## Written request
Under this task are some entries; return every one of them exactly.

(Stored data)
════════════════════
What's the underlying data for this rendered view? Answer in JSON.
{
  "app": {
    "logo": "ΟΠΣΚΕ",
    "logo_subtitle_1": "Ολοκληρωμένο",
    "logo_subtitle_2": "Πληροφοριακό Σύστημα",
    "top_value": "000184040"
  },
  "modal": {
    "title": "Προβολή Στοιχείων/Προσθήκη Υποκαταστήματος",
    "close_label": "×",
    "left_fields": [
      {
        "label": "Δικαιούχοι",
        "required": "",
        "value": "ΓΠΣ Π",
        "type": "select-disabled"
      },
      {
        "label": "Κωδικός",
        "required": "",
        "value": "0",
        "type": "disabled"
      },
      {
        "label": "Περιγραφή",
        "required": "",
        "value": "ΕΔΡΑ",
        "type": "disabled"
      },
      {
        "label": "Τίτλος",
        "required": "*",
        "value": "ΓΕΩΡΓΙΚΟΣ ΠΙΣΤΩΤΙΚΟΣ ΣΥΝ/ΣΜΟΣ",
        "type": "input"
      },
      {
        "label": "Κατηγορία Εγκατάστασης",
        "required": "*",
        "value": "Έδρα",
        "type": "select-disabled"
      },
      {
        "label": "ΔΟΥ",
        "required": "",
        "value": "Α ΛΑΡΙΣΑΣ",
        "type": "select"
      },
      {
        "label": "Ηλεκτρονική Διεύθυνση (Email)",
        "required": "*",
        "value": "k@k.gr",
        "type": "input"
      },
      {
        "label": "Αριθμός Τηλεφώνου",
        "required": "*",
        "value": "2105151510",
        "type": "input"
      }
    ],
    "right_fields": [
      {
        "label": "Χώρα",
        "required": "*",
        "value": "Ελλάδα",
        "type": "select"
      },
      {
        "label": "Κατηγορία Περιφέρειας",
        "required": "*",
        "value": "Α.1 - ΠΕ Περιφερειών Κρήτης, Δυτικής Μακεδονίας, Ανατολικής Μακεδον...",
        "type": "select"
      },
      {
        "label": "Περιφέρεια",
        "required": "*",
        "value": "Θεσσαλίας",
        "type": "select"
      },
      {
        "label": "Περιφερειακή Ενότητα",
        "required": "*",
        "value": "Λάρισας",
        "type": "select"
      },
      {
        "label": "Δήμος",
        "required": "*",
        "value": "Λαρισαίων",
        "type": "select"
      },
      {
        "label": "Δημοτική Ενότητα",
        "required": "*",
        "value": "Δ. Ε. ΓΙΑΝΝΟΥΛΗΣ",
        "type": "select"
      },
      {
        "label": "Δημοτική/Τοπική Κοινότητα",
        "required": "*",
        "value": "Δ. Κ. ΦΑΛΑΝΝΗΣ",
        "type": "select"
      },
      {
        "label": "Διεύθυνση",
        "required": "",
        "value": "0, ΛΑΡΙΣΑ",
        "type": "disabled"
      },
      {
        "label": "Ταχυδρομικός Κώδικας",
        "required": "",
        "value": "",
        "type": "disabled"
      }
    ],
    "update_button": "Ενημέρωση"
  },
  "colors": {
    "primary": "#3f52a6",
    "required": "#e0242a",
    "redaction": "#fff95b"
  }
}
════════════════════
## Answer for this exercise
What's the underlying data for this rendered view? Answer in JSON.
{
  "app": {
    "logo": "ΟΠΣΚΕ",
    "logo_subtitle_1": "Ολοκληρωμένο",
    "logo_subtitle_2": "Πληροφοριακό Σύστημα",
    "top_value": "000184040"
  },
  "modal": {
    "title": "Προβολή Στοιχείων/Προσθήκη Υποκαταστήματος",
    "close_label": "×",
    "left_fields": [
      {
        "label": "Δικαιούχοι",
        "required": "",
        "value": "ΓΠΣ Π",
        "type": "select-disabled"
      },
      {
        "label": "Κωδικός",
        "required": "",
        "value": "0",
        "type": "disabled"
      },
      {
        "label": "Περιγραφή",
        "required": "",
        "value": "ΕΔΡΑ",
        "type": "disabled"
      },
      {
        "label": "Τίτλος",
        "required": "*",
        "value": "ΓΕΩΡΓΙΚΟΣ ΠΙΣΤΩΤΙΚΟΣ ΣΥΝ/ΣΜΟΣ",
        "type": "input"
      },
      {
        "label": "Κατηγορία Εγκατάστασης",
        "required": "*",
        "value": "Έδρα",
        "type": "select-disabled"
      },
      {
        "label": "ΔΟΥ",
        "required": "",
        "value": "Α ΛΑΡΙΣΑΣ",
        "type": "select"
      },
      {
        "label": "Ηλεκτρονική Διεύθυνση (Email)",
        "required": "*",
        "value": "k@k.gr",
        "type": "input"
      },
      {
        "label": "Αριθμός Τηλεφώνου",
        "required": "*",
        "value": "2105151510",
        "type": "input"
      }
    ],
    "right_fields": [
      {
        "label": "Χώρα",
        "required": "*",
        "value": "Ελλάδα",
        "type": "select"
      },
      {
        "label": "Κατηγορία Περιφέρειας",
        "required": "*",
        "value": "Α.1 - ΠΕ Περιφερειών Κρήτης, Δυτικής Μακεδονίας, Ανατολικής Μακεδον...",
        "type": "select"
      },
      {
        "label": "Περιφέρεια",
        "required": "*",
        "value": "Θεσσαλίας",
        "type": "select"
      },
      {
        "label": "Περιφερειακή Ενότητα",
        "required": "*",
        "value": "Λάρισας",
        "type": "select"
      },
      {
        "label": "Δήμος",
        "required": "*",
        "value": "Λαρισαίων",
        "type": "select"
      },
      {
        "label": "Δημοτική Ενότητα",
        "required": "*",
        "value": "Δ. Ε. ΓΙΑΝΝΟΥΛΗΣ",
        "type": "select"
      },
      {
        "label": "Δημοτική/Τοπική Κοινότητα",
        "required": "*",
        "value": "Δ. Κ. ΦΑΛΑΝΝΗΣ",
        "type": "select"
      },
      {
        "label": "Διεύθυνση",
        "required": "",
        "value": "0, ΛΑΡΙΣΑ",
        "type": "disabled"
      },
      {
        "label": "Ταχυδρομικός Κώδικας",
        "required": "",
        "value": "",
        "type": "disabled"
      }
    ],
    "update_button": "Ενημέρωση"
  },
  "colors": {
    "primary": "#3f52a6",
    "required": "#e0242a",
    "redaction": "#fff95b"
  }
}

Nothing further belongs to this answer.